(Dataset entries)
begin
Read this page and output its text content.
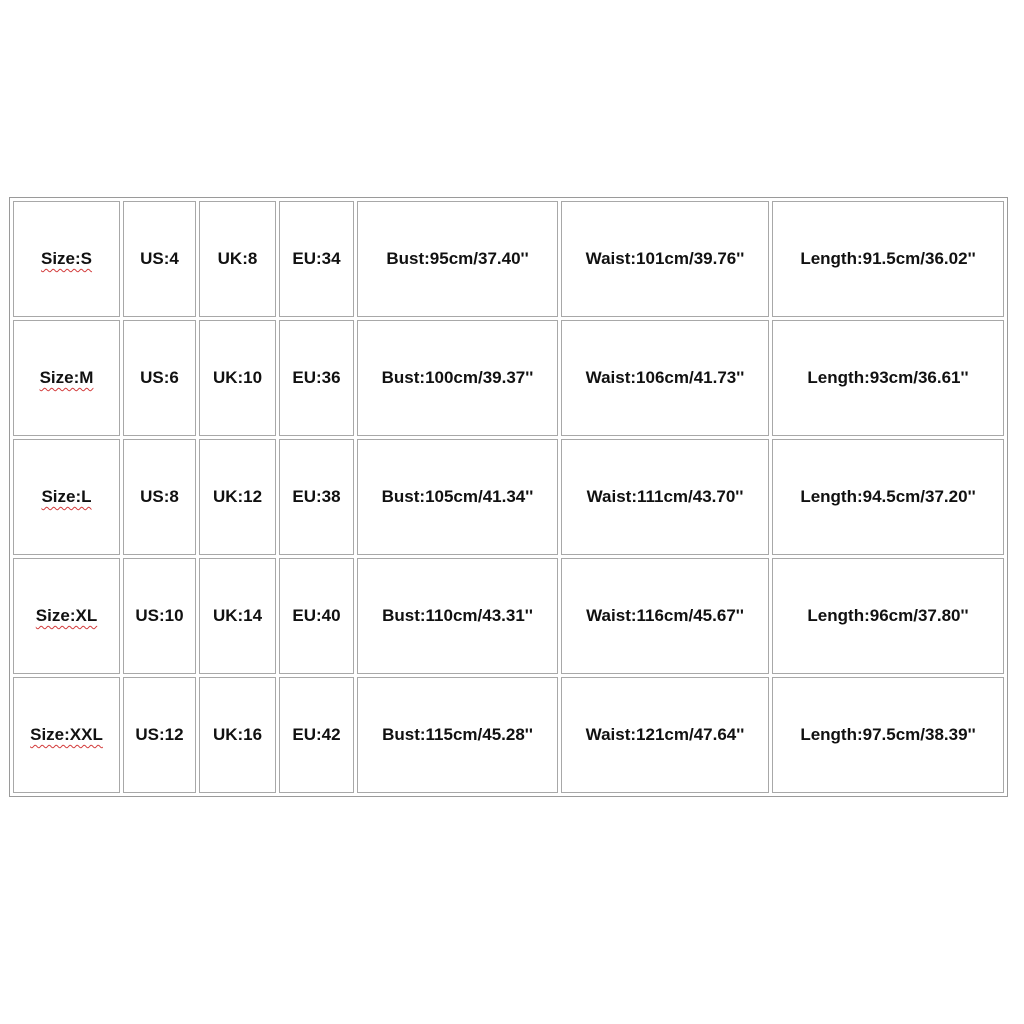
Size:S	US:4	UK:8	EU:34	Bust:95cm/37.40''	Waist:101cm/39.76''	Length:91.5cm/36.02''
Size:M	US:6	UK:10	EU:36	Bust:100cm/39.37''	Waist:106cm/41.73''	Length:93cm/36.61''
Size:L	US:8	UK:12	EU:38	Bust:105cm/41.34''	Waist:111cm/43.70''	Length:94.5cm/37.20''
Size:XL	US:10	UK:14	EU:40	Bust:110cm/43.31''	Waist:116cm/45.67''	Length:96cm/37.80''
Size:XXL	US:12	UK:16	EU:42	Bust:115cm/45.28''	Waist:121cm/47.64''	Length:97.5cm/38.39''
end
* What the exercise asks
Quote the records above exactly, leaving out any pictures.

* Answer below
Read this page and output its text content.
Size:S	US:4	UK:8	EU:34	Bust:95cm/37.40''	Waist:101cm/39.76''	Length:91.5cm/36.02''
Size:M	US:6	UK:10	EU:36	Bust:100cm/39.37''	Waist:106cm/41.73''	Length:93cm/36.61''
Size:L	US:8	UK:12	EU:38	Bust:105cm/41.34''	Waist:111cm/43.70''	Length:94.5cm/37.20''
Size:XL	US:10	UK:14	EU:40	Bust:110cm/43.31''	Waist:116cm/45.67''	Length:96cm/37.80''
Size:XXL	US:12	UK:16	EU:42	Bust:115cm/45.28''	Waist:121cm/47.64''	Length:97.5cm/38.39''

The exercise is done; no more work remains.